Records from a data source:
========

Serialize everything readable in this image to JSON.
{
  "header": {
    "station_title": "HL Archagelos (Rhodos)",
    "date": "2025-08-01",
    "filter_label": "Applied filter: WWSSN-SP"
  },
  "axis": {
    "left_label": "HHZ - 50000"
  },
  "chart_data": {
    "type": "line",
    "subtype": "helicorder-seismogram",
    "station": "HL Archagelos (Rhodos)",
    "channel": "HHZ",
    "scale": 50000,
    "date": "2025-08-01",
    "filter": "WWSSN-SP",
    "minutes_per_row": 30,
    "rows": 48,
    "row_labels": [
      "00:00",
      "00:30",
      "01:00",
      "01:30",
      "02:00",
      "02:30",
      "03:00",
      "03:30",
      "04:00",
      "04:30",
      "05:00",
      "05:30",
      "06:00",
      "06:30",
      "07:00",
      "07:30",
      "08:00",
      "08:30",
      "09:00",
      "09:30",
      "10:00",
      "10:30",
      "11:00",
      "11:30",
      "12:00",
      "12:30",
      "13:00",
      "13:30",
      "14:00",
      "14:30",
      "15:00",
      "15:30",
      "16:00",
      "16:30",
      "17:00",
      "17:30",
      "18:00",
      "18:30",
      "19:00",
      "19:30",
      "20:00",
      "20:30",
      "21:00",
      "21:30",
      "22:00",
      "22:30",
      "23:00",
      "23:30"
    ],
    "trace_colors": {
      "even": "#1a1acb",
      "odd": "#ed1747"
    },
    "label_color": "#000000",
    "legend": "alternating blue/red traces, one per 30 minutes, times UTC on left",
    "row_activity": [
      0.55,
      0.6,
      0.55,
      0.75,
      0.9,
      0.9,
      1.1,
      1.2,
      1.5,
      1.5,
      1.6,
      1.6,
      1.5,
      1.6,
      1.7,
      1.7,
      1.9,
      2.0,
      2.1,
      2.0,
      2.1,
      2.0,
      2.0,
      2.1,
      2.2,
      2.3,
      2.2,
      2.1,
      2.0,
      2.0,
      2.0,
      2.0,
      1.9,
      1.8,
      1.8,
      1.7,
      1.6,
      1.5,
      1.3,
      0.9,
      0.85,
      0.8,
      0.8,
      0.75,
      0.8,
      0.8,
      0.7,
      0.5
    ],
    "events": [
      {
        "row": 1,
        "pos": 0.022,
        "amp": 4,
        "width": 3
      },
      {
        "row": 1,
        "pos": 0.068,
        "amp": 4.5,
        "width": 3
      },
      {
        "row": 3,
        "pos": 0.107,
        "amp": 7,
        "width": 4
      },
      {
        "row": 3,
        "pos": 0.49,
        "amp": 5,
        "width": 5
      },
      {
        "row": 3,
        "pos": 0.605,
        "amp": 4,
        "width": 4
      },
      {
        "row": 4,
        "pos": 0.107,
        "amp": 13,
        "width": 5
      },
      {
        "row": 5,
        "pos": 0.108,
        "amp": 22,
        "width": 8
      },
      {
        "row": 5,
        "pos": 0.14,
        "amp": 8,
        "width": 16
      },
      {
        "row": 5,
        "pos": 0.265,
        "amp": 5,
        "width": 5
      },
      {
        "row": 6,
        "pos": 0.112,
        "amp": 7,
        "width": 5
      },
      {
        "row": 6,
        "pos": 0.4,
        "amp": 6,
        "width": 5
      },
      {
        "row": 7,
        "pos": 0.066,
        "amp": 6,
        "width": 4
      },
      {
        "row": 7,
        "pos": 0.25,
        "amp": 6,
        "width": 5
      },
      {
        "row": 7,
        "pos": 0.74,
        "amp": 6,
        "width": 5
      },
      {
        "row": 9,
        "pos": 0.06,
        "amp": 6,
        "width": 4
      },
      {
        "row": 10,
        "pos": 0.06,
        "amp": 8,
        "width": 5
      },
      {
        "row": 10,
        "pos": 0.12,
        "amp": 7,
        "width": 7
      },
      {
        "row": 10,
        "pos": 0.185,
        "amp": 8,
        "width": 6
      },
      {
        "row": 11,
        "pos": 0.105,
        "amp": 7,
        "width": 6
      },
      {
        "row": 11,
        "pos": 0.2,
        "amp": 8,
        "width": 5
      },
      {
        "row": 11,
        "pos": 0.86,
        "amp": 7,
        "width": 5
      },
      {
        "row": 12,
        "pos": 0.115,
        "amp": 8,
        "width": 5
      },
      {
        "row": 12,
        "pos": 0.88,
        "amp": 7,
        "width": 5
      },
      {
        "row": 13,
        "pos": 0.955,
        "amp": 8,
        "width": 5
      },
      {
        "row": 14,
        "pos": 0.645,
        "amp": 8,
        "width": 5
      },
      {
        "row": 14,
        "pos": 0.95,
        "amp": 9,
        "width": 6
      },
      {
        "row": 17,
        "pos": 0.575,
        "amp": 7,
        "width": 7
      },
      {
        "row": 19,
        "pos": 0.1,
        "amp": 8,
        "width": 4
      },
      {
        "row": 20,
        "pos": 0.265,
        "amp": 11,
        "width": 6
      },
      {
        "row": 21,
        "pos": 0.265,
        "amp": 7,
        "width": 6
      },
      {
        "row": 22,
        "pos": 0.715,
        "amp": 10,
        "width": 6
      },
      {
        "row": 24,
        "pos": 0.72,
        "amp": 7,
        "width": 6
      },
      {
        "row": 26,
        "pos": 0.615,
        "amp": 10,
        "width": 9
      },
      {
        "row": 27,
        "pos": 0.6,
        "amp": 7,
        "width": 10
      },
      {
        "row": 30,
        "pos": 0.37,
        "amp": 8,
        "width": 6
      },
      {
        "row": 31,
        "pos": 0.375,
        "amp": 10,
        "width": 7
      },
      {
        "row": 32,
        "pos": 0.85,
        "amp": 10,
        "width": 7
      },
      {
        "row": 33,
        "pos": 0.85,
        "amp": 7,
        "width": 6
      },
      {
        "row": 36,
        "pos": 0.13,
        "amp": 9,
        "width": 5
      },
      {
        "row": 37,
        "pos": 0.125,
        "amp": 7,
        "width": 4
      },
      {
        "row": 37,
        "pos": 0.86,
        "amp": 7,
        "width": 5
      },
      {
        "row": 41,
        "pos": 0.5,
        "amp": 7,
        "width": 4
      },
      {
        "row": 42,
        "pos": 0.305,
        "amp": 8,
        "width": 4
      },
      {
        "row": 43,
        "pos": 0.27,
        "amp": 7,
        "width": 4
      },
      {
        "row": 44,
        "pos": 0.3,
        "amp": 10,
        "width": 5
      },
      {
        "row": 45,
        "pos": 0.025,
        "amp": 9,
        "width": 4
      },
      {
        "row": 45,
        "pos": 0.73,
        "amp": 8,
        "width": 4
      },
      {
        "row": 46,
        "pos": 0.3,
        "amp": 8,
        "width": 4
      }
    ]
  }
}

========

§ REQUIREMENT: Give all of the entries again, word for word.

§ REPLY:
Serialize everything readable in this image to JSON.
{
  "header": {
    "station_title": "HL Archagelos (Rhodos)",
    "date": "2025-08-01",
    "filter_label": "Applied filter: WWSSN-SP"
  },
  "axis": {
    "left_label": "HHZ - 50000"
  },
  "chart_data": {
    "type": "line",
    "subtype": "helicorder-seismogram",
    "station": "HL Archagelos (Rhodos)",
    "channel": "HHZ",
    "scale": 50000,
    "date": "2025-08-01",
    "filter": "WWSSN-SP",
    "minutes_per_row": 30,
    "rows": 48,
    "row_labels": [
      "00:00",
      "00:30",
      "01:00",
      "01:30",
      "02:00",
      "02:30",
      "03:00",
      "03:30",
      "04:00",
      "04:30",
      "05:00",
      "05:30",
      "06:00",
      "06:30",
      "07:00",
      "07:30",
      "08:00",
      "08:30",
      "09:00",
      "09:30",
      "10:00",
      "10:30",
      "11:00",
      "11:30",
      "12:00",
      "12:30",
      "13:00",
      "13:30",
      "14:00",
      "14:30",
      "15:00",
      "15:30",
      "16:00",
      "16:30",
      "17:00",
      "17:30",
      "18:00",
      "18:30",
      "19:00",
      "19:30",
      "20:00",
      "20:30",
      "21:00",
      "21:30",
      "22:00",
      "22:30",
      "23:00",
      "23:30"
    ],
    "trace_colors": {
      "even": "#1a1acb",
      "odd": "#ed1747"
    },
    "label_color": "#000000",
    "legend": "alternating blue/red traces, one per 30 minutes, times UTC on left",
    "row_activity": [
      0.55,
      0.6,
      0.55,
      0.75,
      0.9,
      0.9,
      1.1,
      1.2,
      1.5,
      1.5,
      1.6,
      1.6,
      1.5,
      1.6,
      1.7,
      1.7,
      1.9,
      2.0,
      2.1,
      2.0,
      2.1,
      2.0,
      2.0,
      2.1,
      2.2,
      2.3,
      2.2,
      2.1,
      2.0,
      2.0,
      2.0,
      2.0,
      1.9,
      1.8,
      1.8,
      1.7,
      1.6,
      1.5,
      1.3,
      0.9,
      0.85,
      0.8,
      0.8,
      0.75,
      0.8,
      0.8,
      0.7,
      0.5
    ],
    "events": [
      {
        "row": 1,
        "pos": 0.022,
        "amp": 4,
        "width": 3
      },
      {
        "row": 1,
        "pos": 0.068,
        "amp": 4.5,
        "width": 3
      },
      {
        "row": 3,
        "pos": 0.107,
        "amp": 7,
        "width": 4
      },
      {
        "row": 3,
        "pos": 0.49,
        "amp": 5,
        "width": 5
      },
      {
        "row": 3,
        "pos": 0.605,
        "amp": 4,
        "width": 4
      },
      {
        "row": 4,
        "pos": 0.107,
        "amp": 13,
        "width": 5
      },
      {
        "row": 5,
        "pos": 0.108,
        "amp": 22,
        "width": 8
      },
      {
        "row": 5,
        "pos": 0.14,
        "amp": 8,
        "width": 16
      },
      {
        "row": 5,
        "pos": 0.265,
        "amp": 5,
        "width": 5
      },
      {
        "row": 6,
        "pos": 0.112,
        "amp": 7,
        "width": 5
      },
      {
        "row": 6,
        "pos": 0.4,
        "amp": 6,
        "width": 5
      },
      {
        "row": 7,
        "pos": 0.066,
        "amp": 6,
        "width": 4
      },
      {
        "row": 7,
        "pos": 0.25,
        "amp": 6,
        "width": 5
      },
      {
        "row": 7,
        "pos": 0.74,
        "amp": 6,
        "width": 5
      },
      {
        "row": 9,
        "pos": 0.06,
        "amp": 6,
        "width": 4
      },
      {
        "row": 10,
        "pos": 0.06,
        "amp": 8,
        "width": 5
      },
      {
        "row": 10,
        "pos": 0.12,
        "amp": 7,
        "width": 7
      },
      {
        "row": 10,
        "pos": 0.185,
        "amp": 8,
        "width": 6
      },
      {
        "row": 11,
        "pos": 0.105,
        "amp": 7,
        "width": 6
      },
      {
        "row": 11,
        "pos": 0.2,
        "amp": 8,
        "width": 5
      },
      {
        "row": 11,
        "pos": 0.86,
        "amp": 7,
        "width": 5
      },
      {
        "row": 12,
        "pos": 0.115,
        "amp": 8,
        "width": 5
      },
      {
        "row": 12,
        "pos": 0.88,
        "amp": 7,
        "width": 5
      },
      {
        "row": 13,
        "pos": 0.955,
        "amp": 8,
        "width": 5
      },
      {
        "row": 14,
        "pos": 0.645,
        "amp": 8,
        "width": 5
      },
      {
        "row": 14,
        "pos": 0.95,
        "amp": 9,
        "width": 6
      },
      {
        "row": 17,
        "pos": 0.575,
        "amp": 7,
        "width": 7
      },
      {
        "row": 19,
        "pos": 0.1,
        "amp": 8,
        "width": 4
      },
      {
        "row": 20,
        "pos": 0.265,
        "amp": 11,
        "width": 6
      },
      {
        "row": 21,
        "pos": 0.265,
        "amp": 7,
        "width": 6
      },
      {
        "row": 22,
        "pos": 0.715,
        "amp": 10,
        "width": 6
      },
      {
        "row": 24,
        "pos": 0.72,
        "amp": 7,
        "width": 6
      },
      {
        "row": 26,
        "pos": 0.615,
        "amp": 10,
        "width": 9
      },
      {
        "row": 27,
        "pos": 0.6,
        "amp": 7,
        "width": 10
      },
      {
        "row": 30,
        "pos": 0.37,
        "amp": 8,
        "width": 6
      },
      {
        "row": 31,
        "pos": 0.375,
        "amp": 10,
        "width": 7
      },
      {
        "row": 32,
        "pos": 0.85,
        "amp": 10,
        "width": 7
      },
      {
        "row": 33,
        "pos": 0.85,
        "amp": 7,
        "width": 6
      },
      {
        "row": 36,
        "pos": 0.13,
        "amp": 9,
        "width": 5
      },
      {
        "row": 37,
        "pos": 0.125,
        "amp": 7,
        "width": 4
      },
      {
        "row": 37,
        "pos": 0.86,
        "amp": 7,
        "width": 5
      },
      {
        "row": 41,
        "pos": 0.5,
        "amp": 7,
        "width": 4
      },
      {
        "row": 42,
        "pos": 0.305,
        "amp": 8,
        "width": 4
      },
      {
        "row": 43,
        "pos": 0.27,
        "amp": 7,
        "width": 4
      },
      {
        "row": 44,
        "pos": 0.3,
        "amp": 10,
        "width": 5
      },
      {
        "row": 45,
        "pos": 0.025,
        "amp": 9,
        "width": 4
      },
      {
        "row": 45,
        "pos": 0.73,
        "amp": 8,
        "width": 4
      },
      {
        "row": 46,
        "pos": 0.3,
        "amp": 8,
        "width": 4
      }
    ]
  }
}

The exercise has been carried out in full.